── Data for this exercise ──
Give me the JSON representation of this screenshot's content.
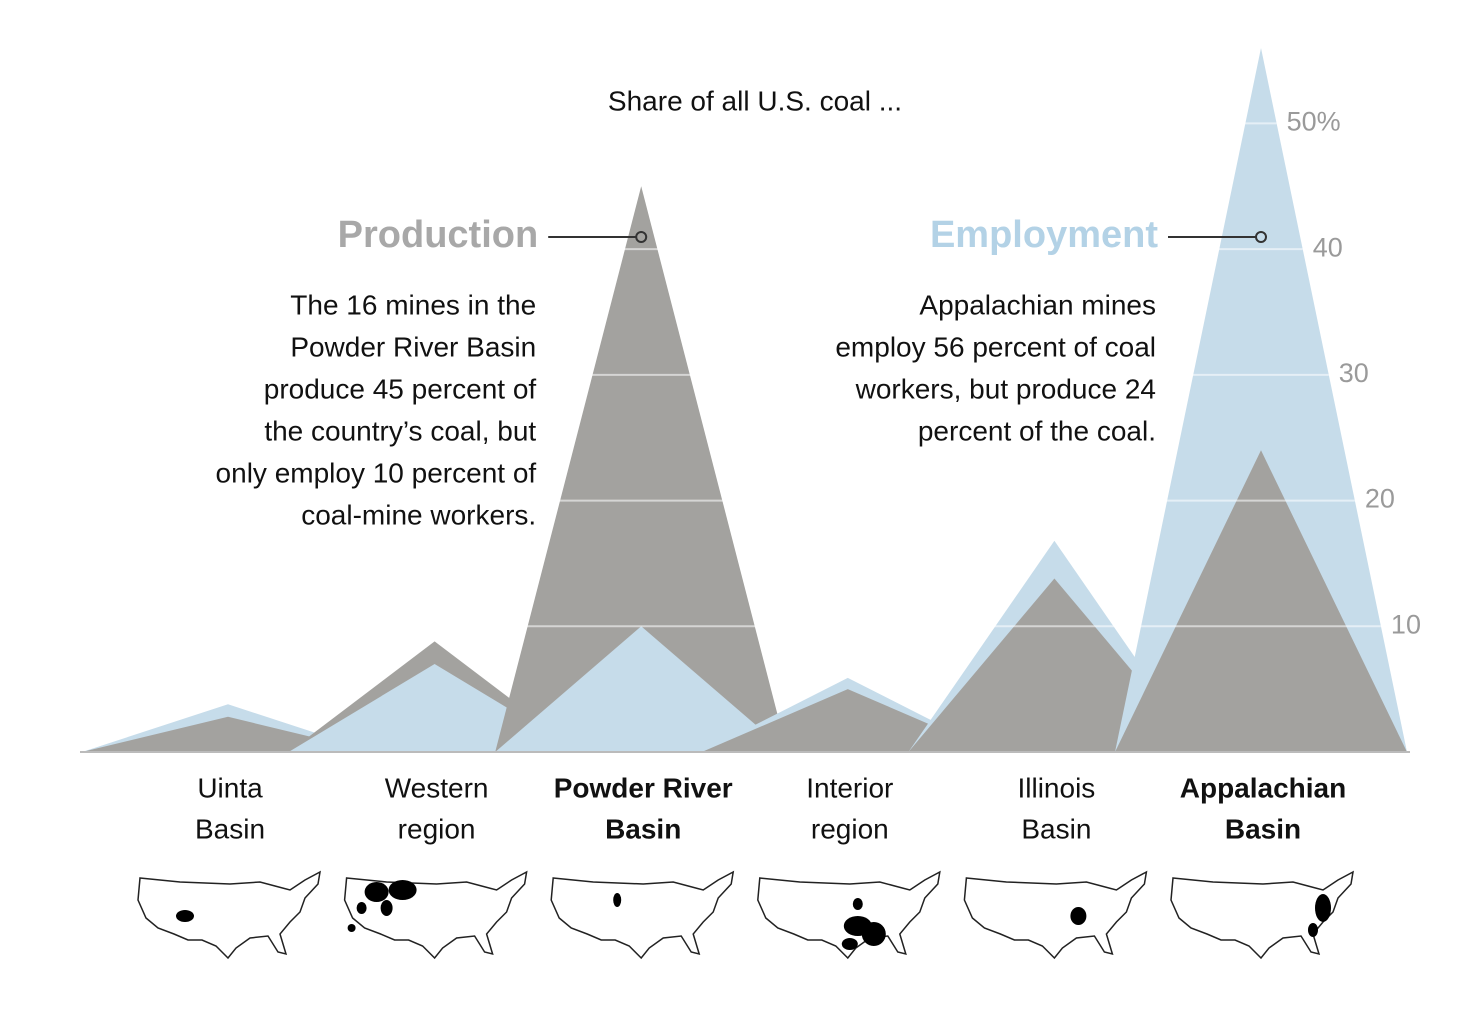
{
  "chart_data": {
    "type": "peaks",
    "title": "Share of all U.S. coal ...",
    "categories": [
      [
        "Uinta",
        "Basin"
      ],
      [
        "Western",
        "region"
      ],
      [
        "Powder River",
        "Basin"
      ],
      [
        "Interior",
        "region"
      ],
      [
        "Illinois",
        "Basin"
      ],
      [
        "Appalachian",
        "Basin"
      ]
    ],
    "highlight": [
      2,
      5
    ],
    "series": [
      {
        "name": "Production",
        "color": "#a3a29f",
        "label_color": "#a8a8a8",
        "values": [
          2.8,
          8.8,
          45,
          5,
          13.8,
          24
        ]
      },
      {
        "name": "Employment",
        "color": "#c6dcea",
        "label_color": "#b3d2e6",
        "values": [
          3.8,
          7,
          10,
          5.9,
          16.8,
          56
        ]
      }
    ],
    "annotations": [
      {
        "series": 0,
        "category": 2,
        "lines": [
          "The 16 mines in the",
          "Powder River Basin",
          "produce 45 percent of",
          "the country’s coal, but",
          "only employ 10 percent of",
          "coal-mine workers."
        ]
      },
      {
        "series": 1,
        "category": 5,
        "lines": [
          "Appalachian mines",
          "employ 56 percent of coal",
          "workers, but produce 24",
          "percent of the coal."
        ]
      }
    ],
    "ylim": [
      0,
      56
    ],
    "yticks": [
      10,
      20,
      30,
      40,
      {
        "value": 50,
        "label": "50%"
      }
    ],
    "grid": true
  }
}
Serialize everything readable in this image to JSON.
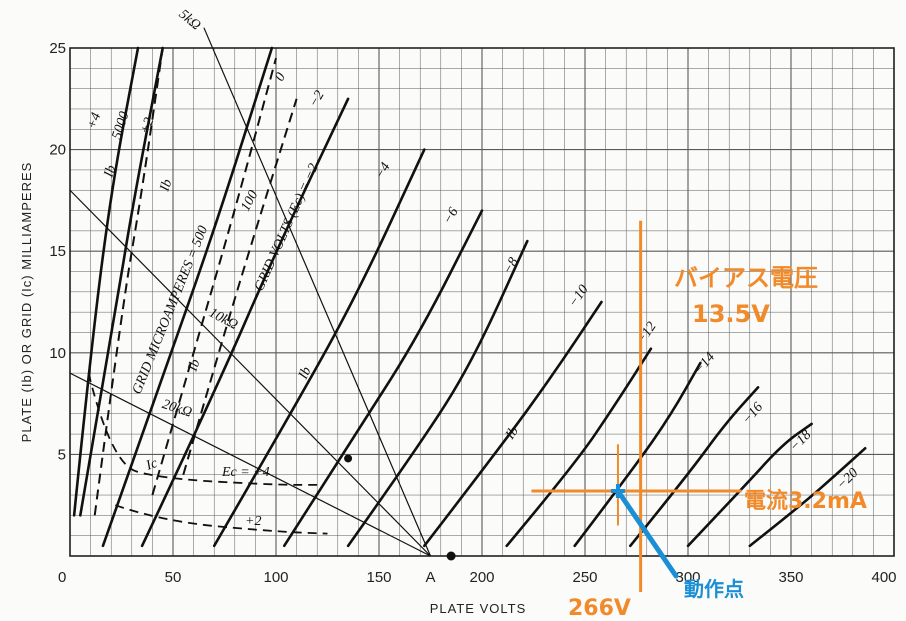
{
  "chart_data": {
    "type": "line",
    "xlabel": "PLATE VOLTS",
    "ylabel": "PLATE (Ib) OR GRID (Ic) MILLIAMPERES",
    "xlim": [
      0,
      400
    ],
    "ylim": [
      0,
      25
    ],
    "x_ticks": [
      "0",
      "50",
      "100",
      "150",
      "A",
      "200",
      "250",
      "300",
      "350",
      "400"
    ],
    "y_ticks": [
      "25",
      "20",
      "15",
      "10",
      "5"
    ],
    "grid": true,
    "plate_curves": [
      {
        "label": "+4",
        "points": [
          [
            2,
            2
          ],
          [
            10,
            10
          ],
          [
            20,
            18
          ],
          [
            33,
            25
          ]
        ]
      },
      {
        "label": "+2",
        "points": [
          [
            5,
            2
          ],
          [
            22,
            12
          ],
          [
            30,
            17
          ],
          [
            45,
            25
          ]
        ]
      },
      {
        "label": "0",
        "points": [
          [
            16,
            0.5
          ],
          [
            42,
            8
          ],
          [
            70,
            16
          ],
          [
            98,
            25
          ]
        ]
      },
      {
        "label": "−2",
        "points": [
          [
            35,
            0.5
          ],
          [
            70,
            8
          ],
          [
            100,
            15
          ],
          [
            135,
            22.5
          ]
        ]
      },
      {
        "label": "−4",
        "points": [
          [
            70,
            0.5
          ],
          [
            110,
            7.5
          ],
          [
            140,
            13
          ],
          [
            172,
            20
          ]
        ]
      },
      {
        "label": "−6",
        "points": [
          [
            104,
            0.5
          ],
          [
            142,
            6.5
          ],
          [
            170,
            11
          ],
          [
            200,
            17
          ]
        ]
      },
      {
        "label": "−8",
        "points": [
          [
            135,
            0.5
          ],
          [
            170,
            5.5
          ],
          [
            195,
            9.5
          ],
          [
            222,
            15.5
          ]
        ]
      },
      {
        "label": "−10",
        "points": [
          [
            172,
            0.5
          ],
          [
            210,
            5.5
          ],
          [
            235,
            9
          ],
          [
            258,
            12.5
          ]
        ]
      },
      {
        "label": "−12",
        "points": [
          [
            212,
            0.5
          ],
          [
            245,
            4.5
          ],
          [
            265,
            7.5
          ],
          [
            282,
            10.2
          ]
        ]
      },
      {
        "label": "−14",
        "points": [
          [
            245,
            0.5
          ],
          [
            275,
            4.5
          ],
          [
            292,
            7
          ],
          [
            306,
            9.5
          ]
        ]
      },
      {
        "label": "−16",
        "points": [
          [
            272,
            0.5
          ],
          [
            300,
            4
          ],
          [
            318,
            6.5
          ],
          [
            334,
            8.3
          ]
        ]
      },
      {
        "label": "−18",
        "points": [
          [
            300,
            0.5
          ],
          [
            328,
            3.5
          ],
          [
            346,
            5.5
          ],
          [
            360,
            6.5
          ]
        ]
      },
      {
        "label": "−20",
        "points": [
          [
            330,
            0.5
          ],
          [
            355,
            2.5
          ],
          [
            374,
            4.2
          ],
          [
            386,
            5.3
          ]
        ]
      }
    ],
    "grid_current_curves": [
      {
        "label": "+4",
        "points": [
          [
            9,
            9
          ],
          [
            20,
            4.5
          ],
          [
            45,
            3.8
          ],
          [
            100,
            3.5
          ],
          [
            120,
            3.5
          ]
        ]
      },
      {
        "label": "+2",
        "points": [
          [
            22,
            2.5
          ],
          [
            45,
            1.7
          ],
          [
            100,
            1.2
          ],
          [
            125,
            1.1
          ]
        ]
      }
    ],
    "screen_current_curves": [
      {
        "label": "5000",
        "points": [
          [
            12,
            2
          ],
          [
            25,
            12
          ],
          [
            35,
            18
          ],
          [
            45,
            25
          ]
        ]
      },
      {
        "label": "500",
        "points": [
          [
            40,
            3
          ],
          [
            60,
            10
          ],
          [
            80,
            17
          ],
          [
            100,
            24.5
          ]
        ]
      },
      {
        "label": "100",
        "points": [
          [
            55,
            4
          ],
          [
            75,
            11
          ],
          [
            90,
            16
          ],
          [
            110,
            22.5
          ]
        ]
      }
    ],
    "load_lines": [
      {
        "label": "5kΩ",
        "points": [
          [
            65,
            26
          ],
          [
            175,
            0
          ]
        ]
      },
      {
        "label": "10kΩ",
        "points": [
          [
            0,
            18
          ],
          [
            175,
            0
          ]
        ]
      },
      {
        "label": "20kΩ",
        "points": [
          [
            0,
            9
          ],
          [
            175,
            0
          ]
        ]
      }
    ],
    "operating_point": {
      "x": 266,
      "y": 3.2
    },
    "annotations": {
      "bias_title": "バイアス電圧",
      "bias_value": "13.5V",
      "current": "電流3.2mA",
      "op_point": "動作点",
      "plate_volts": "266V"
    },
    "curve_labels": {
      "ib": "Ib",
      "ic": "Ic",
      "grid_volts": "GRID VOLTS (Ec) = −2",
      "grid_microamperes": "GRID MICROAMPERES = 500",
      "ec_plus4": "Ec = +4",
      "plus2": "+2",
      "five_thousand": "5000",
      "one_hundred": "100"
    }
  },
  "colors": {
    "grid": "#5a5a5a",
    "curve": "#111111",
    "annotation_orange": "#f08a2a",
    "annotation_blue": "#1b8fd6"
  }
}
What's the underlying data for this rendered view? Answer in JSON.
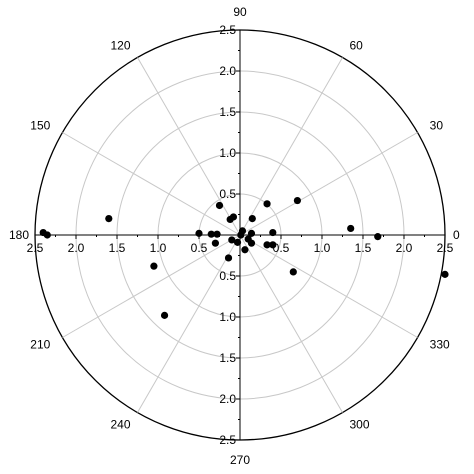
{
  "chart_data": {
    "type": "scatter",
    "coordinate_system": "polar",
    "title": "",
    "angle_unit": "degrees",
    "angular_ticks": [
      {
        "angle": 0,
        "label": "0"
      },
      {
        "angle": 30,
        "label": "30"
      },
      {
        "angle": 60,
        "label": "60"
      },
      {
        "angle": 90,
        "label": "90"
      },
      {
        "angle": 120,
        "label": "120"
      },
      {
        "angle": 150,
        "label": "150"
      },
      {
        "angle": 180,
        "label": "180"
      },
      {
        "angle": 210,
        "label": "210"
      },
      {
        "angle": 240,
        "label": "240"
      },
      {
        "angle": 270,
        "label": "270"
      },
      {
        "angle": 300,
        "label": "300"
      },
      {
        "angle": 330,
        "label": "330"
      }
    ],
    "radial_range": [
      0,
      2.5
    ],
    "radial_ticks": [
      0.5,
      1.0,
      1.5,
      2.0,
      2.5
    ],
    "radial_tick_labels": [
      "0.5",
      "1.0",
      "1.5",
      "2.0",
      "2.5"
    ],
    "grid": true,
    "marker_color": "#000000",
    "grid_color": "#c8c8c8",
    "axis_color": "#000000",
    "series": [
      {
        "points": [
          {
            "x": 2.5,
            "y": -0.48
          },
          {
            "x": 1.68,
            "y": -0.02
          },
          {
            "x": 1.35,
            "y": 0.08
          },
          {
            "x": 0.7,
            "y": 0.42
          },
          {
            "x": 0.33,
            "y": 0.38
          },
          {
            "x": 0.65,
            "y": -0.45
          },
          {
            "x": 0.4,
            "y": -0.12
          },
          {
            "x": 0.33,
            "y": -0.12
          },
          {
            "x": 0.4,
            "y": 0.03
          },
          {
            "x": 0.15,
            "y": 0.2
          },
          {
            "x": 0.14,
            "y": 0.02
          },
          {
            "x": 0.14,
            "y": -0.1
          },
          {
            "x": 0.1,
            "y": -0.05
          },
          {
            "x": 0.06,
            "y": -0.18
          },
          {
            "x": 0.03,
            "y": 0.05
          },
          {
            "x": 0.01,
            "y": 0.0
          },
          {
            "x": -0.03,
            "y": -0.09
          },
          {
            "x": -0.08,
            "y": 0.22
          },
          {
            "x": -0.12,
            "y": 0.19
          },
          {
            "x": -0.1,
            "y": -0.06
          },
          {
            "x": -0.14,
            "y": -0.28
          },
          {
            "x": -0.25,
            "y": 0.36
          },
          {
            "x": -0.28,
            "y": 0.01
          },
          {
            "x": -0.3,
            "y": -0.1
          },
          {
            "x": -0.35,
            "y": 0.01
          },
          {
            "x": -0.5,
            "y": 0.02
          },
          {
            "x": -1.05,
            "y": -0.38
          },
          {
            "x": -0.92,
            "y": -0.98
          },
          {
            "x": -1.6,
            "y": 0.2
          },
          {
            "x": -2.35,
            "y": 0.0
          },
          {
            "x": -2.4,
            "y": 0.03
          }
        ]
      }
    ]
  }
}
───
# Task requirements
Go through the records. Copy each line where "produce" appears.

# Answer to the exercise
          "produce 45 percent of",
          "workers, but produce 24",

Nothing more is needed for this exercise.